-- START OF Source data --

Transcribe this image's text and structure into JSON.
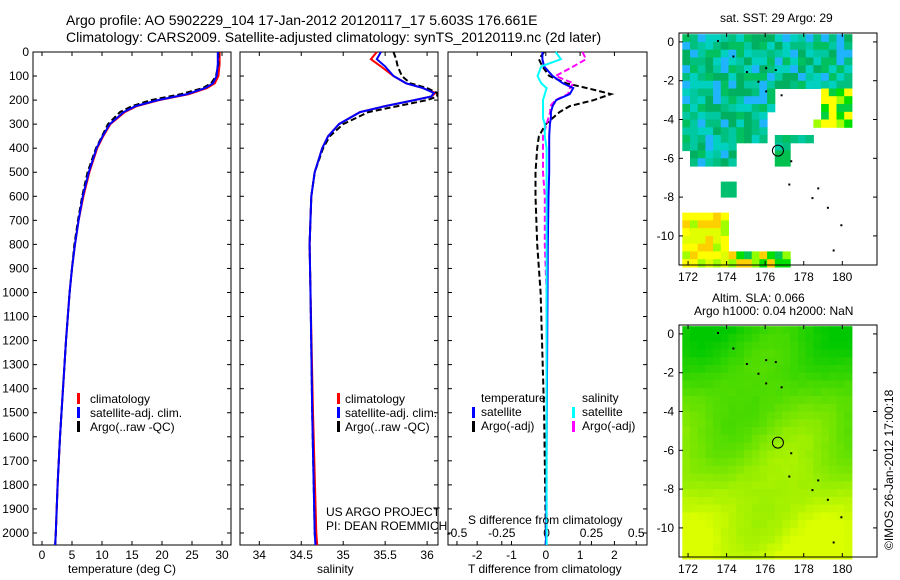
{
  "title_line1": "Argo profile: AO 5902229_104 17-Jan-2012 20120117_17 5.603S 176.661E",
  "title_line2": "Climatology: CARS2009. Satellite-adjusted climatology: synTS_20120119.nc (2d later)",
  "credit": "US ARGO PROJECT",
  "pi": "PI: DEAN ROEMMICH",
  "stamp": "©IMOS 26-Jan-2012 17:00:18",
  "colors": {
    "clim": "#ff0000",
    "sat": "#0000ff",
    "argo": "#000000",
    "sal_sat": "#00ffff",
    "sal_argo": "#ff00ff"
  },
  "chart_data": [
    {
      "type": "line",
      "name": "temperature",
      "xlabel": "temperature (deg C)",
      "ylabel": "",
      "xlim": [
        -1.5,
        31.5
      ],
      "ylim": [
        2050,
        0
      ],
      "xticks": [
        0,
        5,
        10,
        15,
        20,
        25,
        30
      ],
      "yticks": [
        0,
        100,
        200,
        300,
        400,
        500,
        600,
        700,
        800,
        900,
        1000,
        1100,
        1200,
        1300,
        1400,
        1500,
        1600,
        1700,
        1800,
        1900,
        2000
      ],
      "depth": [
        0,
        50,
        100,
        130,
        150,
        175,
        200,
        225,
        250,
        300,
        350,
        400,
        500,
        600,
        700,
        800,
        900,
        1000,
        1200,
        1400,
        1600,
        1800,
        2000,
        2050
      ],
      "legend": [
        "climatology",
        "satellite-adj. clim.",
        "Argo(..raw -QC)"
      ],
      "series": [
        {
          "name": "climatology",
          "values": [
            29.6,
            29.6,
            29.4,
            28.8,
            27.5,
            24.5,
            19.5,
            15.8,
            13.8,
            11.4,
            10.2,
            9.2,
            7.9,
            6.9,
            6.1,
            5.5,
            5.0,
            4.6,
            4.0,
            3.5,
            3.0,
            2.6,
            2.3,
            2.2
          ]
        },
        {
          "name": "satellite-adj. clim.",
          "values": [
            29.3,
            29.3,
            29.1,
            28.5,
            27.2,
            24.2,
            19.3,
            15.6,
            13.6,
            11.3,
            10.1,
            9.1,
            7.8,
            6.8,
            6.1,
            5.5,
            5.0,
            4.6,
            4.0,
            3.5,
            3.0,
            2.6,
            2.3,
            2.2
          ]
        },
        {
          "name": "Argo(..raw -QC)",
          "values": [
            29.4,
            29.4,
            29.0,
            28.2,
            26.8,
            23.2,
            18.2,
            15.0,
            13.0,
            11.0,
            10.0,
            9.0,
            7.6,
            6.7,
            6.0,
            5.4,
            5.0,
            4.6,
            4.0,
            3.5,
            3.0,
            2.6,
            2.3,
            2.2
          ]
        }
      ]
    },
    {
      "type": "line",
      "name": "salinity",
      "xlabel": "salinity",
      "xlim": [
        33.77,
        36.13
      ],
      "ylim": [
        2050,
        0
      ],
      "xticks": [
        34,
        34.5,
        35,
        35.5,
        36
      ],
      "depth": [
        0,
        30,
        60,
        100,
        130,
        150,
        170,
        185,
        200,
        225,
        250,
        300,
        350,
        400,
        500,
        600,
        800,
        1000,
        1500,
        2000,
        2050
      ],
      "legend": [
        "climatology",
        "satellite-adj. clim.",
        "Argo(..raw -QC)"
      ],
      "series": [
        {
          "name": "climatology",
          "values": [
            35.4,
            35.33,
            35.45,
            35.6,
            35.75,
            35.95,
            36.1,
            36.05,
            35.85,
            35.5,
            35.2,
            34.95,
            34.82,
            34.75,
            34.66,
            34.62,
            34.6,
            34.61,
            34.64,
            34.68,
            34.69
          ]
        },
        {
          "name": "satellite-adj. clim.",
          "values": [
            35.45,
            35.4,
            35.5,
            35.6,
            35.75,
            35.95,
            36.08,
            36.05,
            35.85,
            35.5,
            35.2,
            34.95,
            34.82,
            34.75,
            34.66,
            34.62,
            34.6,
            34.61,
            34.63,
            34.66,
            34.67
          ]
        },
        {
          "name": "Argo(..raw -QC)",
          "values": [
            35.6,
            35.63,
            35.65,
            35.7,
            35.8,
            36.0,
            36.12,
            36.12,
            36.0,
            35.65,
            35.3,
            35.0,
            34.84,
            34.76,
            34.66,
            34.62,
            34.6,
            34.61,
            34.63,
            34.66,
            34.67
          ]
        }
      ]
    },
    {
      "type": "line",
      "name": "difference",
      "xlabel": "T difference from climatology",
      "xlabel_top": "S difference from climatology",
      "xlim": [
        -2.85,
        2.95
      ],
      "xlim_s": [
        -0.55,
        0.56
      ],
      "xticks": [
        -2,
        -1,
        0,
        1,
        2
      ],
      "xticks_s": [
        -0.5,
        -0.25,
        0,
        0.25,
        0.5
      ],
      "xticklabels_s": [
        "-0.5",
        "-0.25",
        "0",
        "0.25",
        "0.5"
      ],
      "depth": [
        0,
        30,
        60,
        100,
        130,
        150,
        175,
        200,
        225,
        250,
        275,
        300,
        350,
        400,
        500,
        600,
        800,
        1000,
        1500,
        2000,
        2050
      ],
      "legend_headers": [
        "temperature",
        "salinity"
      ],
      "legend": [
        "satellite",
        "Argo(-adj)",
        "satellite",
        "Argo(-adj)"
      ],
      "series": [
        {
          "name": "T satellite",
          "axis": "T",
          "values": [
            -0.1,
            -0.1,
            -0.05,
            0.2,
            0.5,
            0.8,
            0.7,
            0.3,
            0.2,
            0.15,
            0.15,
            0.12,
            0.1,
            0.1,
            0.1,
            0.08,
            0.06,
            0.05,
            0.03,
            0.01,
            0.0
          ]
        },
        {
          "name": "T Argo(-adj)",
          "axis": "T",
          "values": [
            -0.05,
            -0.2,
            -0.1,
            0.1,
            0.6,
            1.2,
            1.9,
            1.4,
            0.7,
            0.4,
            0.2,
            0.0,
            -0.2,
            -0.25,
            -0.3,
            -0.3,
            -0.25,
            -0.15,
            -0.05,
            0.0,
            0.0
          ]
        },
        {
          "name": "S satellite",
          "axis": "S",
          "values": [
            0.05,
            0.08,
            -0.03,
            -0.05,
            -0.03,
            0.0,
            -0.01,
            -0.02,
            -0.02,
            -0.02,
            -0.02,
            -0.01,
            -0.01,
            0.0,
            0.0,
            0.0,
            0.0,
            0.0,
            0.0,
            0.0,
            0.0
          ]
        },
        {
          "name": "S Argo(-adj)",
          "axis": "S",
          "values": [
            0.2,
            0.22,
            0.15,
            0.05,
            0.15,
            0.13,
            0.12,
            0.05,
            0.02,
            0.02,
            0.01,
            0.0,
            -0.02,
            -0.02,
            -0.02,
            -0.01,
            -0.01,
            0.0,
            0.0,
            0.0,
            0.0
          ]
        }
      ]
    },
    {
      "type": "heatmap",
      "name": "sst-map",
      "title": "sat. SST: 29 Argo: 29",
      "xlim": [
        171.53,
        181.8
      ],
      "ylim": [
        -11.5,
        0.46
      ],
      "xticks": [
        172,
        174,
        176,
        178,
        180
      ],
      "yticks": [
        0,
        -2,
        -4,
        -6,
        -8,
        -10
      ],
      "profile_location": [
        176.661,
        -5.603
      ]
    },
    {
      "type": "heatmap",
      "name": "sla-map",
      "title": "Altim. SLA: 0.066",
      "subtitle": "Argo h1000: 0.04 h2000: NaN",
      "xlim": [
        171.53,
        181.8
      ],
      "ylim": [
        -11.5,
        0.46
      ],
      "xticks": [
        172,
        174,
        176,
        178,
        180
      ],
      "yticks": [
        0,
        -2,
        -4,
        -6,
        -8,
        -10
      ],
      "profile_location": [
        176.661,
        -5.603
      ]
    }
  ]
}
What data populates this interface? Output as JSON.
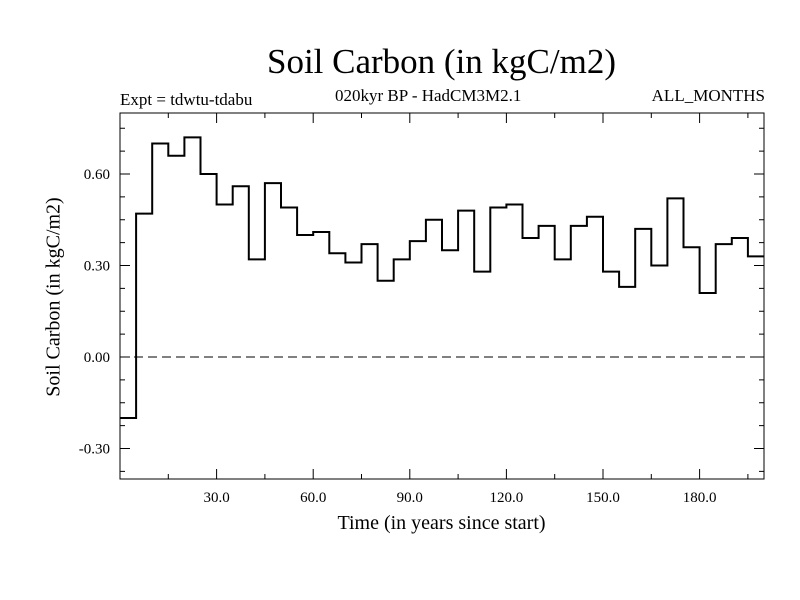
{
  "chart_data": {
    "type": "line",
    "style": "step",
    "title": "Soil Carbon (in kgC/m2)",
    "subtitle": "020kyr BP - HadCM3M2.1",
    "left_label": "Expt = tdwtu-tdabu",
    "right_label": "ALL_MONTHS",
    "xlabel": "Time (in years since start)",
    "ylabel": "Soil Carbon (in kgC/m2)",
    "xlim": [
      0,
      200
    ],
    "ylim": [
      -0.4,
      0.8
    ],
    "xticks": [
      30,
      60,
      90,
      120,
      150,
      180
    ],
    "xtick_labels": [
      "30.0",
      "60.0",
      "90.0",
      "120.0",
      "150.0",
      "180.0"
    ],
    "yticks": [
      -0.3,
      0.0,
      0.3,
      0.6
    ],
    "ytick_labels": [
      "-0.30",
      "0.00",
      "0.30",
      "0.60"
    ],
    "zero_line": "dashed",
    "series": [
      {
        "name": "Soil Carbon",
        "x": [
          0,
          5,
          10,
          15,
          20,
          25,
          30,
          35,
          40,
          45,
          50,
          55,
          60,
          65,
          70,
          75,
          80,
          85,
          90,
          95,
          100,
          105,
          110,
          115,
          120,
          125,
          130,
          135,
          140,
          145,
          150,
          155,
          160,
          165,
          170,
          175,
          180,
          185,
          190,
          195
        ],
        "values": [
          -0.2,
          0.47,
          0.7,
          0.66,
          0.72,
          0.6,
          0.5,
          0.56,
          0.32,
          0.57,
          0.49,
          0.4,
          0.41,
          0.34,
          0.31,
          0.37,
          0.25,
          0.32,
          0.38,
          0.45,
          0.35,
          0.48,
          0.28,
          0.49,
          0.5,
          0.39,
          0.43,
          0.32,
          0.43,
          0.46,
          0.28,
          0.23,
          0.42,
          0.3,
          0.52,
          0.36,
          0.21,
          0.37,
          0.39,
          0.33
        ]
      }
    ]
  }
}
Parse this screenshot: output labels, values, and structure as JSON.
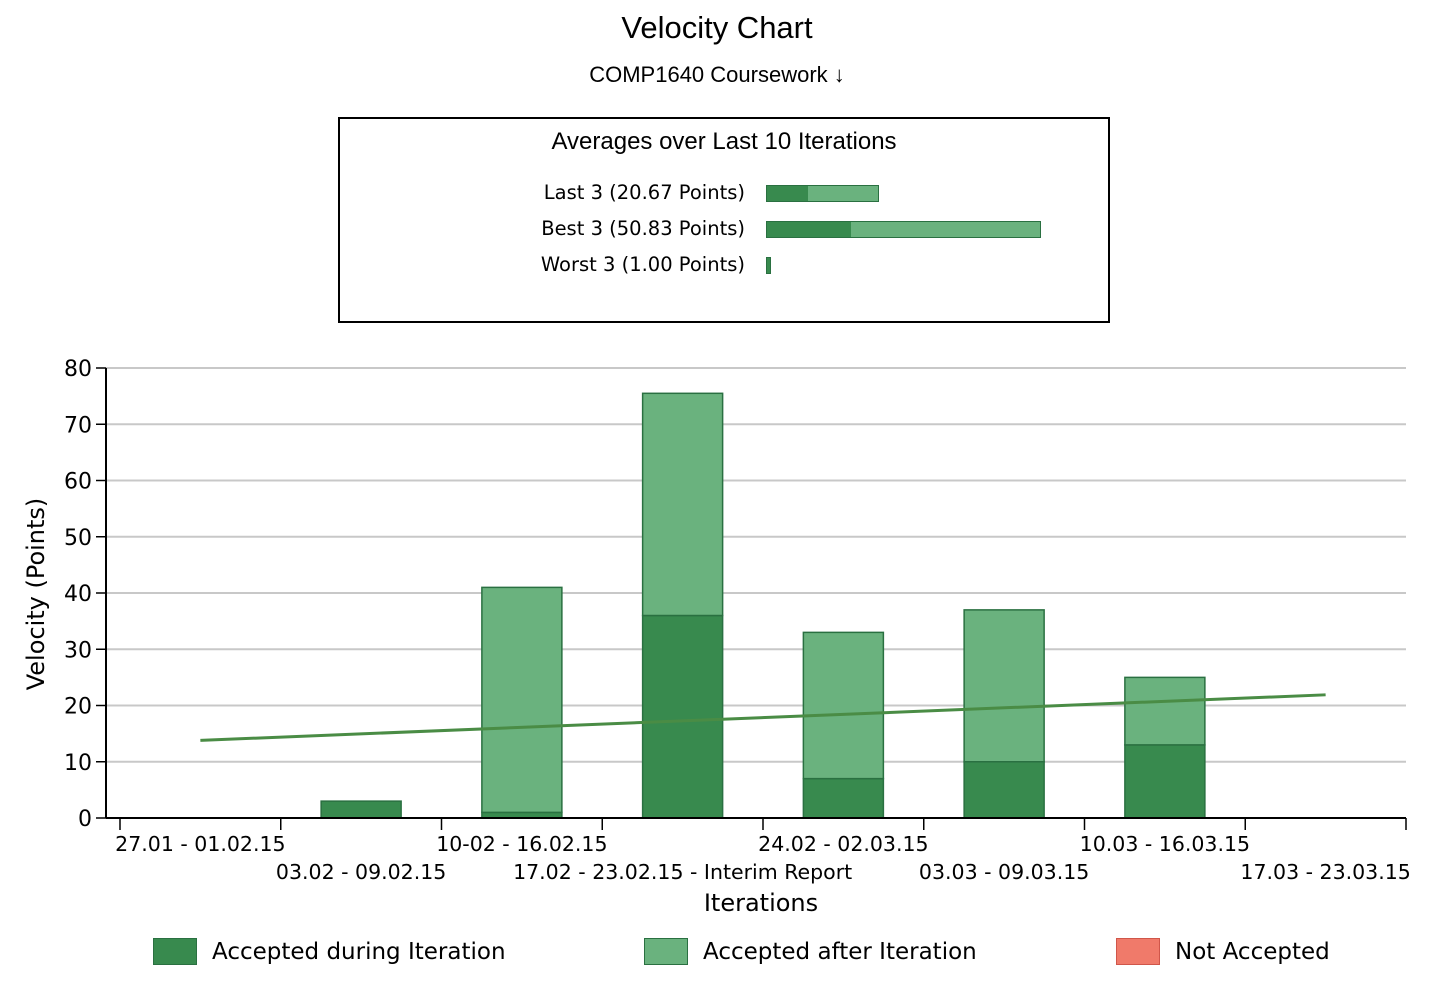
{
  "colors": {
    "accepted_during": "#388a4e",
    "accepted_after": "#6ab27e",
    "not_accepted": "#f07a6a",
    "bar_border": "#2a7041",
    "trend_line": "#4a8c45",
    "grid": "#c8c8c8"
  },
  "header": {
    "title": "Velocity Chart",
    "subtitle": "COMP1640 Coursework ↓"
  },
  "averages": {
    "title": "Averages over Last 10 Iterations",
    "rows": [
      {
        "label": "Last 3 (20.67 Points)",
        "accepted_during": 3.3,
        "total": 9.0
      },
      {
        "label": "Best 3 (50.83 Points)",
        "accepted_during": 6.8,
        "total": 22.0
      },
      {
        "label": "Worst 3 (1.00 Points)",
        "accepted_during": 0.4,
        "total": 0.4
      }
    ]
  },
  "chart_data": {
    "type": "bar",
    "stacked": true,
    "xlabel": "Iterations",
    "ylabel": "Velocity (Points)",
    "ylim": [
      0,
      80
    ],
    "yticks": [
      0,
      10,
      20,
      30,
      40,
      50,
      60,
      70,
      80
    ],
    "grid": true,
    "categories": [
      "27.01 - 01.02.15",
      "03.02 - 09.02.15",
      "10-02 - 16.02.15",
      "17.02 - 23.02.15 - Interim Report",
      "24.02 - 02.03.15",
      "03.03 - 09.03.15",
      "10.03 - 16.03.15",
      "17.03 - 23.03.15"
    ],
    "series": [
      {
        "name": "Accepted during Iteration",
        "values": [
          0,
          3,
          1,
          36,
          7,
          10,
          13,
          0
        ]
      },
      {
        "name": "Accepted after Iteration",
        "values": [
          0,
          0,
          40,
          39.5,
          26,
          27,
          12,
          0
        ]
      },
      {
        "name": "Not Accepted",
        "values": [
          0,
          0,
          0,
          0,
          0,
          0,
          0,
          0
        ]
      }
    ],
    "trend": [
      13.8,
      21.9
    ],
    "legend_position": "bottom"
  }
}
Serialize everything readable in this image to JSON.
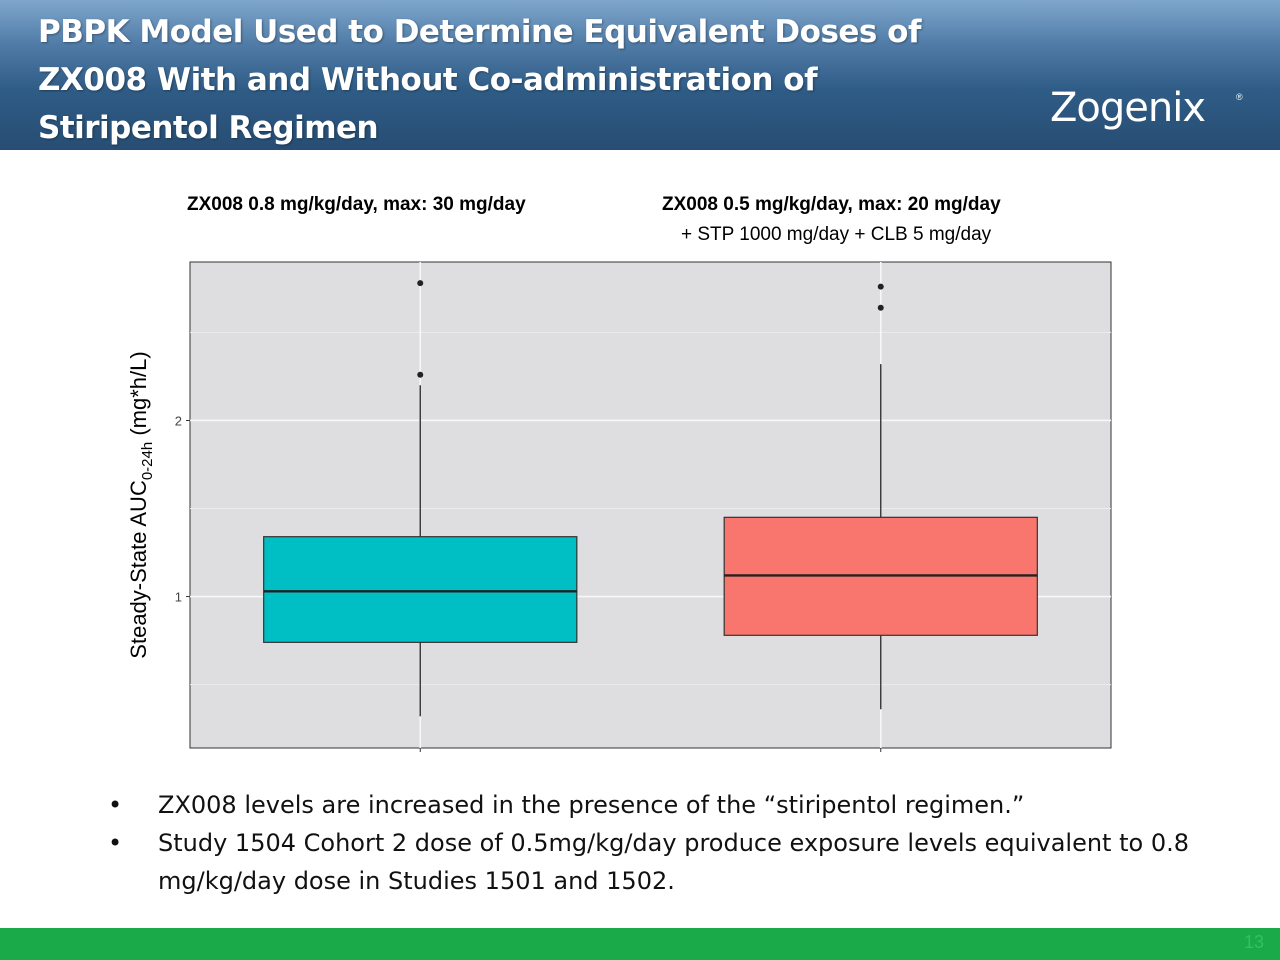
{
  "header": {
    "title_lines": [
      "PBPK Model Used to Determine Equivalent Doses of",
      "ZX008 With and Without Co-administration of",
      "Stiripentol Regimen"
    ],
    "logo_text": "Zogenix",
    "logo_reg": "®"
  },
  "chart_data": {
    "type": "box",
    "groups": [
      {
        "title": "ZX008 0.8 mg/kg/day, max: 30 mg/day",
        "subtitle": "",
        "color": "#00bfc4",
        "whisker_low": 0.32,
        "q1": 0.74,
        "median": 1.03,
        "q3": 1.34,
        "whisker_high": 2.2,
        "outliers": [
          2.26,
          2.78
        ]
      },
      {
        "title": "ZX008 0.5 mg/kg/day, max: 20 mg/day",
        "subtitle": "+ STP 1000 mg/day + CLB 5 mg/day",
        "color": "#f8766d",
        "whisker_low": 0.36,
        "q1": 0.78,
        "median": 1.12,
        "q3": 1.45,
        "whisker_high": 2.32,
        "outliers": [
          2.64,
          2.76
        ]
      }
    ],
    "ylabel_main": "Steady-State AUC",
    "ylabel_sub": "0-24h",
    "ylabel_unit": " (mg*h/L)",
    "yticks": [
      1,
      2
    ],
    "ylim": [
      0.14,
      2.9
    ],
    "grid": true,
    "panel_bg": "#dedde0"
  },
  "bullets": [
    "ZX008 levels are increased in the presence of the “stiripentol regimen.”",
    "Study 1504 Cohort 2 dose of 0.5mg/kg/day produce exposure levels equivalent to 0.8 mg/kg/day dose in Studies 1501 and 1502."
  ],
  "bullet_marker": "•",
  "footer": {
    "page_number": "13",
    "color": "#1aaa4a"
  }
}
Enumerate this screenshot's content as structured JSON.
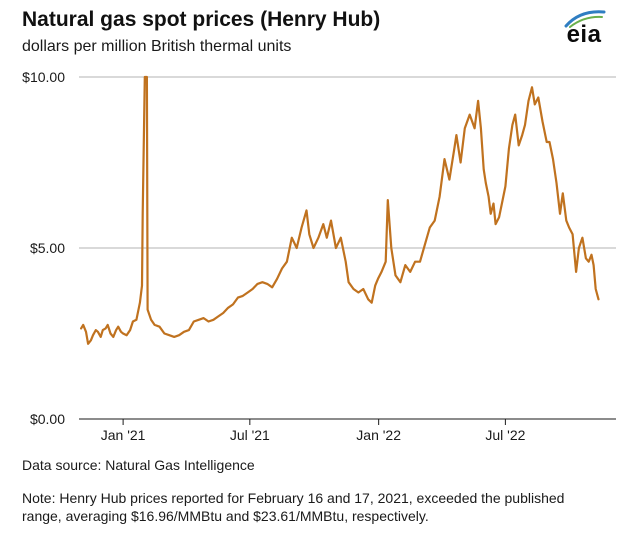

-- END OF Source data --

* **Problem statement**
Count how many lines of the material hold the string "Velocity". Give the number and nothing more.

* **Full answer**
2